- **TASK STATEMENT**:
Every record must be repeated exactly; omit any pictures they contain.

- **AVAILABLE RECORDS**:

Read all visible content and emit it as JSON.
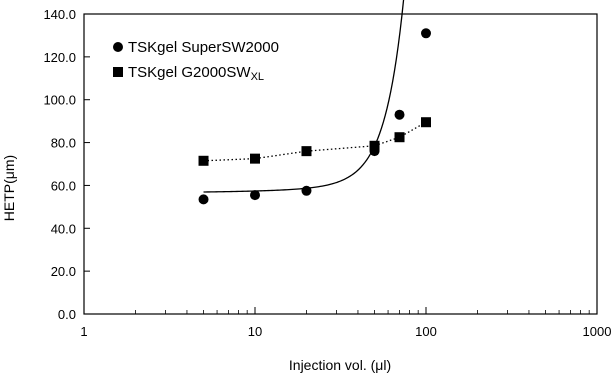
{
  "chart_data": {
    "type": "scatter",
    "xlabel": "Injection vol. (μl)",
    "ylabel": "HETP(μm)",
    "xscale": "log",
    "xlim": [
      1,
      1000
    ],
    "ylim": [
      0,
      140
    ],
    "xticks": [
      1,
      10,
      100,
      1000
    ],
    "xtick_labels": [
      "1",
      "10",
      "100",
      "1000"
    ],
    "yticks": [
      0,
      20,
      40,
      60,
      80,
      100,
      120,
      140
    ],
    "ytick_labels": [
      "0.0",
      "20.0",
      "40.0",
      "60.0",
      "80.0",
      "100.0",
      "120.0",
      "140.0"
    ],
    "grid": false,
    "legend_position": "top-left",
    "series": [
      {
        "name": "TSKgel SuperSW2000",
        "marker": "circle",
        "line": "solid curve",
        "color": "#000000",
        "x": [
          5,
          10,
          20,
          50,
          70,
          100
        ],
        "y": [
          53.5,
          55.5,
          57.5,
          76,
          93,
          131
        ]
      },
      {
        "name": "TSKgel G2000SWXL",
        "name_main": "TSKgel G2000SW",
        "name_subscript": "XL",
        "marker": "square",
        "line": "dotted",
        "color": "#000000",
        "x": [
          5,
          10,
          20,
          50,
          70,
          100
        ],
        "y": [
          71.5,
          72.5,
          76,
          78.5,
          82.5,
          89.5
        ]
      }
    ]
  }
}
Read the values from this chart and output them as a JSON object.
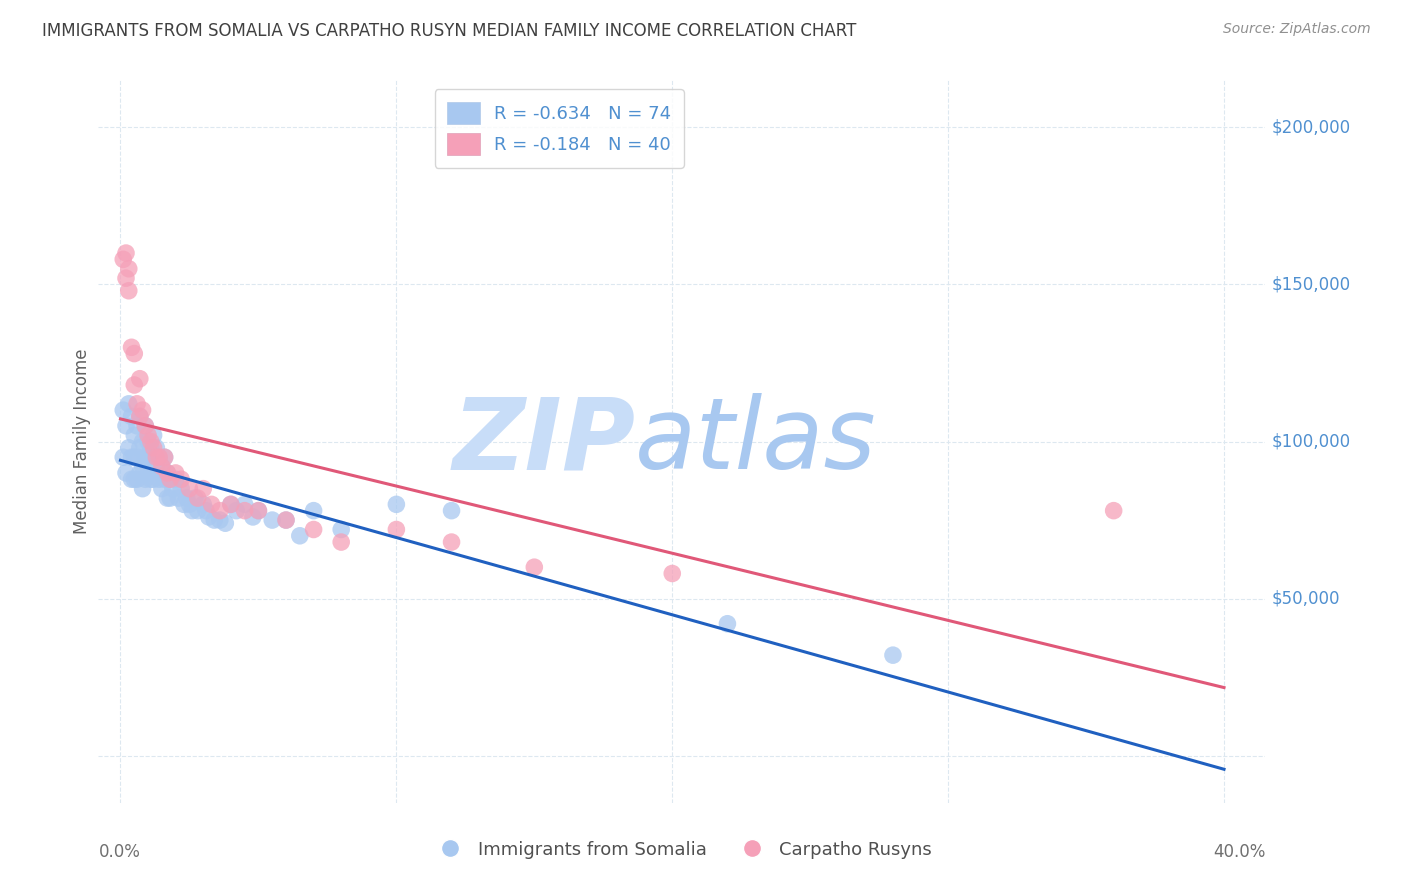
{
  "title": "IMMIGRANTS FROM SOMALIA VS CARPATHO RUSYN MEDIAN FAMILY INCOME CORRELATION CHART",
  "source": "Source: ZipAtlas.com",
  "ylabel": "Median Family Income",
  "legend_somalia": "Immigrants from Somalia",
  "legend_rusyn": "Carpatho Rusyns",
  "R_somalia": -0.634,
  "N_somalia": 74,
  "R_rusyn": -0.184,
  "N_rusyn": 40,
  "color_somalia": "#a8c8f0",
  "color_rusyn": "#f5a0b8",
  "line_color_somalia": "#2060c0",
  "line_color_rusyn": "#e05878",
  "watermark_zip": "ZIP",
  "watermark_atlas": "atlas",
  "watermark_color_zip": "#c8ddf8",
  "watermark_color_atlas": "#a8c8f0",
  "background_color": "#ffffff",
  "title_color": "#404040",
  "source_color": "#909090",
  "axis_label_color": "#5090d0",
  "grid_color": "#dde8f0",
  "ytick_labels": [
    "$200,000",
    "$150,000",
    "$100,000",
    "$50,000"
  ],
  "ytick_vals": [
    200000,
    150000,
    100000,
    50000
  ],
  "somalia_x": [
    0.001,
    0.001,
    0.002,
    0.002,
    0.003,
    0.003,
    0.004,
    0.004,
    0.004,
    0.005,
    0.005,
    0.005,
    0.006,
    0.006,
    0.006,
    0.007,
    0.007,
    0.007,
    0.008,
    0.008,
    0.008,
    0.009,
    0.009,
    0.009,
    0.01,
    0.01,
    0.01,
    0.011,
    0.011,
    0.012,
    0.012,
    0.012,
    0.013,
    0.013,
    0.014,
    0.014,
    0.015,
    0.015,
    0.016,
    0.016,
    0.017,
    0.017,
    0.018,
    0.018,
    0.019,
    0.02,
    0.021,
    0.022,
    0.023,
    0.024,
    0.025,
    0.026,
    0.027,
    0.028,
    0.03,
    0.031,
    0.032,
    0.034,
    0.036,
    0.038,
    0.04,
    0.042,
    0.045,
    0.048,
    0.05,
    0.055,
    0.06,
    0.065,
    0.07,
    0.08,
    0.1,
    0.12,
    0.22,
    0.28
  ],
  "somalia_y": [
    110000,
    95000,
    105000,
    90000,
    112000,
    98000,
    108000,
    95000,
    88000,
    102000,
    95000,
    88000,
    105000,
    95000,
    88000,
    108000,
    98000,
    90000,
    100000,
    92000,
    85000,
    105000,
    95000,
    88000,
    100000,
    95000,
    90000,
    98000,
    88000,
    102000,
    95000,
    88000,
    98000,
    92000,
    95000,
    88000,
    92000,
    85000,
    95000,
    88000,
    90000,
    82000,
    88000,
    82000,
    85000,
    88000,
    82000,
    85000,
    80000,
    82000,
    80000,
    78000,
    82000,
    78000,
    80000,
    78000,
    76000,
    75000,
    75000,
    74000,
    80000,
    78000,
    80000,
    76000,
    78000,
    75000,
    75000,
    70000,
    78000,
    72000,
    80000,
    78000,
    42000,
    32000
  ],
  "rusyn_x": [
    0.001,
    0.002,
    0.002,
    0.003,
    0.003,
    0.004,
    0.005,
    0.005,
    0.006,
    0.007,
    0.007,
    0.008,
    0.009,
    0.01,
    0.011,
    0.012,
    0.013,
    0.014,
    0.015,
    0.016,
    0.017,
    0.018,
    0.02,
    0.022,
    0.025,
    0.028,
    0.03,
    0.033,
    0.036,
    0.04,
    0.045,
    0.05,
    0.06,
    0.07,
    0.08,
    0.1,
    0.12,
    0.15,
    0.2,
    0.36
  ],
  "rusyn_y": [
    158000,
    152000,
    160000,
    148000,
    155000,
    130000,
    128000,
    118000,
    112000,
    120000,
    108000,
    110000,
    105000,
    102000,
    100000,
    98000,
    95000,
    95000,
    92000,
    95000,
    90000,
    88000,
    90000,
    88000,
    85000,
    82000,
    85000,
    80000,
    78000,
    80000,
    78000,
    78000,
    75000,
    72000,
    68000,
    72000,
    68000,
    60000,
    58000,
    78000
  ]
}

- **THE REPLY**:
Read all visible content and emit it as JSON.
{
  "chart_data": {
    "type": "scatter",
    "xlabel": "Injection vol. (μl)",
    "ylabel": "HETP(μm)",
    "xscale": "log",
    "xlim": [
      1,
      1000
    ],
    "ylim": [
      0,
      140
    ],
    "xticks": [
      1,
      10,
      100,
      1000
    ],
    "xtick_labels": [
      "1",
      "10",
      "100",
      "1000"
    ],
    "yticks": [
      0,
      20,
      40,
      60,
      80,
      100,
      120,
      140
    ],
    "ytick_labels": [
      "0.0",
      "20.0",
      "40.0",
      "60.0",
      "80.0",
      "100.0",
      "120.0",
      "140.0"
    ],
    "grid": false,
    "legend_position": "top-left",
    "series": [
      {
        "name": "TSKgel SuperSW2000",
        "marker": "circle",
        "line": "solid curve",
        "color": "#000000",
        "x": [
          5,
          10,
          20,
          50,
          70,
          100
        ],
        "y": [
          53.5,
          55.5,
          57.5,
          76,
          93,
          131
        ]
      },
      {
        "name": "TSKgel G2000SWXL",
        "name_main": "TSKgel G2000SW",
        "name_subscript": "XL",
        "marker": "square",
        "line": "dotted",
        "color": "#000000",
        "x": [
          5,
          10,
          20,
          50,
          70,
          100
        ],
        "y": [
          71.5,
          72.5,
          76,
          78.5,
          82.5,
          89.5
        ]
      }
    ]
  }
}
Read the values from this chart and output them as a JSON object.
{
  "title": "IMMIGRANTS FROM SOMALIA VS CARPATHO RUSYN MEDIAN FAMILY INCOME CORRELATION CHART",
  "source": "Source: ZipAtlas.com",
  "ylabel": "Median Family Income",
  "legend_somalia": "Immigrants from Somalia",
  "legend_rusyn": "Carpatho Rusyns",
  "R_somalia": -0.634,
  "N_somalia": 74,
  "R_rusyn": -0.184,
  "N_rusyn": 40,
  "color_somalia": "#a8c8f0",
  "color_rusyn": "#f5a0b8",
  "line_color_somalia": "#2060c0",
  "line_color_rusyn": "#e05878",
  "watermark_zip": "ZIP",
  "watermark_atlas": "atlas",
  "watermark_color_zip": "#c8ddf8",
  "watermark_color_atlas": "#a8c8f0",
  "background_color": "#ffffff",
  "title_color": "#404040",
  "source_color": "#909090",
  "axis_label_color": "#5090d0",
  "grid_color": "#dde8f0",
  "ytick_labels": [
    "$200,000",
    "$150,000",
    "$100,000",
    "$50,000"
  ],
  "ytick_vals": [
    200000,
    150000,
    100000,
    50000
  ],
  "somalia_x": [
    0.001,
    0.001,
    0.002,
    0.002,
    0.003,
    0.003,
    0.004,
    0.004,
    0.004,
    0.005,
    0.005,
    0.005,
    0.006,
    0.006,
    0.006,
    0.007,
    0.007,
    0.007,
    0.008,
    0.008,
    0.008,
    0.009,
    0.009,
    0.009,
    0.01,
    0.01,
    0.01,
    0.011,
    0.011,
    0.012,
    0.012,
    0.012,
    0.013,
    0.013,
    0.014,
    0.014,
    0.015,
    0.015,
    0.016,
    0.016,
    0.017,
    0.017,
    0.018,
    0.018,
    0.019,
    0.02,
    0.021,
    0.022,
    0.023,
    0.024,
    0.025,
    0.026,
    0.027,
    0.028,
    0.03,
    0.031,
    0.032,
    0.034,
    0.036,
    0.038,
    0.04,
    0.042,
    0.045,
    0.048,
    0.05,
    0.055,
    0.06,
    0.065,
    0.07,
    0.08,
    0.1,
    0.12,
    0.22,
    0.28
  ],
  "somalia_y": [
    110000,
    95000,
    105000,
    90000,
    112000,
    98000,
    108000,
    95000,
    88000,
    102000,
    95000,
    88000,
    105000,
    95000,
    88000,
    108000,
    98000,
    90000,
    100000,
    92000,
    85000,
    105000,
    95000,
    88000,
    100000,
    95000,
    90000,
    98000,
    88000,
    102000,
    95000,
    88000,
    98000,
    92000,
    95000,
    88000,
    92000,
    85000,
    95000,
    88000,
    90000,
    82000,
    88000,
    82000,
    85000,
    88000,
    82000,
    85000,
    80000,
    82000,
    80000,
    78000,
    82000,
    78000,
    80000,
    78000,
    76000,
    75000,
    75000,
    74000,
    80000,
    78000,
    80000,
    76000,
    78000,
    75000,
    75000,
    70000,
    78000,
    72000,
    80000,
    78000,
    42000,
    32000
  ],
  "rusyn_x": [
    0.001,
    0.002,
    0.002,
    0.003,
    0.003,
    0.004,
    0.005,
    0.005,
    0.006,
    0.007,
    0.007,
    0.008,
    0.009,
    0.01,
    0.011,
    0.012,
    0.013,
    0.014,
    0.015,
    0.016,
    0.017,
    0.018,
    0.02,
    0.022,
    0.025,
    0.028,
    0.03,
    0.033,
    0.036,
    0.04,
    0.045,
    0.05,
    0.06,
    0.07,
    0.08,
    0.1,
    0.12,
    0.15,
    0.2,
    0.36
  ],
  "rusyn_y": [
    158000,
    152000,
    160000,
    148000,
    155000,
    130000,
    128000,
    118000,
    112000,
    120000,
    108000,
    110000,
    105000,
    102000,
    100000,
    98000,
    95000,
    95000,
    92000,
    95000,
    90000,
    88000,
    90000,
    88000,
    85000,
    82000,
    85000,
    80000,
    78000,
    80000,
    78000,
    78000,
    75000,
    72000,
    68000,
    72000,
    68000,
    60000,
    58000,
    78000
  ]
}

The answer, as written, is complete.